What follows is a block of records; restate each one word for word.

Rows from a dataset
■ ■ ■ ■

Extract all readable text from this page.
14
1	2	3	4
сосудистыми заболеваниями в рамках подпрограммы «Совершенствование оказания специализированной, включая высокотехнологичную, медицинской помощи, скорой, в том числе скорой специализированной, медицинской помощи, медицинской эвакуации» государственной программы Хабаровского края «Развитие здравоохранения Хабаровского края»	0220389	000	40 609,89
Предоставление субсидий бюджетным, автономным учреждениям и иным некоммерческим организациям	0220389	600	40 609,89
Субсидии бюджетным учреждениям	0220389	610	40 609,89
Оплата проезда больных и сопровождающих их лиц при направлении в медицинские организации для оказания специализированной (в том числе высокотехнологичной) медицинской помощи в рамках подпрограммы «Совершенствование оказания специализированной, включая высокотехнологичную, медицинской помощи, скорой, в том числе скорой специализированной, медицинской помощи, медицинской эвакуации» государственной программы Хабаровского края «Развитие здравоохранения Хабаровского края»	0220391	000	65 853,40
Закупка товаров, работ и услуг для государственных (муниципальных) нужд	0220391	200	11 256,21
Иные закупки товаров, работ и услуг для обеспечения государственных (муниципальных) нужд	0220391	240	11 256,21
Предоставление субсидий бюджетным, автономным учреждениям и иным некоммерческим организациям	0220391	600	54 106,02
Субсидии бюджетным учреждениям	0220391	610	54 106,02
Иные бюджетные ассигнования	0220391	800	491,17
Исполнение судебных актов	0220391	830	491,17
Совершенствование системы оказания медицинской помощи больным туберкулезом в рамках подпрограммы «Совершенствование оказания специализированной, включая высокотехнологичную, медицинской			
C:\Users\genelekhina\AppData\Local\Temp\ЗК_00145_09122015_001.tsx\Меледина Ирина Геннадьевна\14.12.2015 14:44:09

■ ■ ■ ■

**Full output:**
Extract all readable text from this page.
14
1	2	3	4
сосудистыми заболеваниями в рамках подпрограммы «Совершенствование оказания специализированной, включая высокотехнологичную, медицинской помощи, скорой, в том числе скорой специализированной, медицинской помощи, медицинской эвакуации» государственной программы Хабаровского края «Развитие здравоохранения Хабаровского края»	0220389	000	40 609,89
Предоставление субсидий бюджетным, автономным учреждениям и иным некоммерческим организациям	0220389	600	40 609,89
Субсидии бюджетным учреждениям	0220389	610	40 609,89
Оплата проезда больных и сопровождающих их лиц при направлении в медицинские организации для оказания специализированной (в том числе высокотехнологичной) медицинской помощи в рамках подпрограммы «Совершенствование оказания специализированной, включая высокотехнологичную, медицинской помощи, скорой, в том числе скорой специализированной, медицинской помощи, медицинской эвакуации» государственной программы Хабаровского края «Развитие здравоохранения Хабаровского края»	0220391	000	65 853,40
Закупка товаров, работ и услуг для государственных (муниципальных) нужд	0220391	200	11 256,21
Иные закупки товаров, работ и услуг для обеспечения государственных (муниципальных) нужд	0220391	240	11 256,21
Предоставление субсидий бюджетным, автономным учреждениям и иным некоммерческим организациям	0220391	600	54 106,02
Субсидии бюджетным учреждениям	0220391	610	54 106,02
Иные бюджетные ассигнования	0220391	800	491,17
Исполнение судебных актов	0220391	830	491,17
Совершенствование системы оказания медицинской помощи больным туберкулезом в рамках подпрограммы «Совершенствование оказания специализированной, включая высокотехнологичную, медицинской			
C:\Users\genelekhina\AppData\Local\Temp\ЗК_00145_09122015_001.tsx\Меледина Ирина Геннадьевна\14.12.2015 14:44:09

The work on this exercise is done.